- [Goal]: Reading down the listing below, count the lines where the word "What" shows up, then give only that count.

(Data entries)
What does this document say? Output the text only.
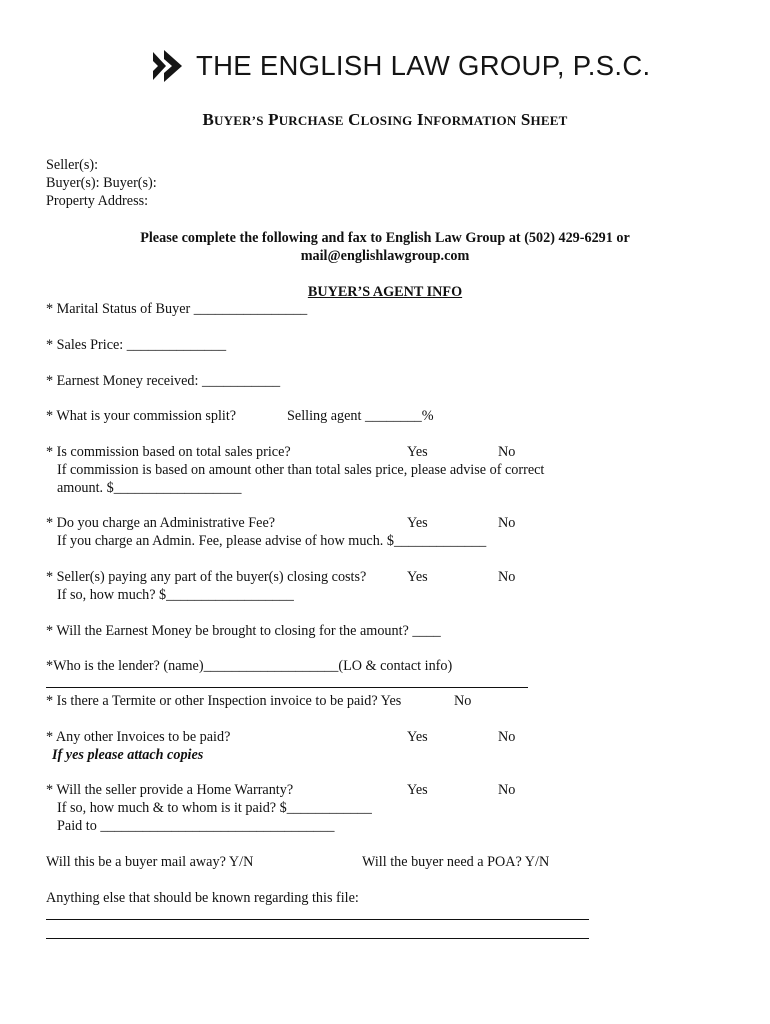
THE ENGLISH LAW GROUP, P.S.C.
BUYER’S PURCHASE CLOSING INFORMATION SHEET
Seller(s):
Buyer(s): Buyer(s):
Property Address:
Please complete the following and fax to English Law Group at (502) 429-6291 or
mail@englishlawgroup.com
BUYER’S AGENT INFO
* Marital Status of Buyer ________________
* Sales Price: ______________
* Earnest Money received: ___________
* What is your commission split?	Selling agent ________%
* Is commission based on total sales price?	Yes	No
If commission is based on amount other than total sales price, please advise of correct
amount. $__________________
* Do you charge an Administrative Fee?	Yes	No
If you charge an Admin. Fee, please advise of how much. $_____________
* Seller(s) paying any part of the buyer(s) closing costs?	Yes	No
If so, how much? $__________________
* Will the Earnest Money be brought to closing for the amount? ____
*Who is the lender? (name)___________________(LO & contact info)
* Is there a Termite or other Inspection invoice to be paid? Yes	No
* Any other Invoices to be paid?	Yes	No
If yes please attach copies
* Will the seller provide a Home Warranty?	Yes	No
If so, how much & to whom is it paid? $____________
Paid to _________________________________
Will this be a buyer mail away? Y/N	Will the buyer need a POA? Y/N
Anything else that should be known regarding this file:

- [Output of the task]: 2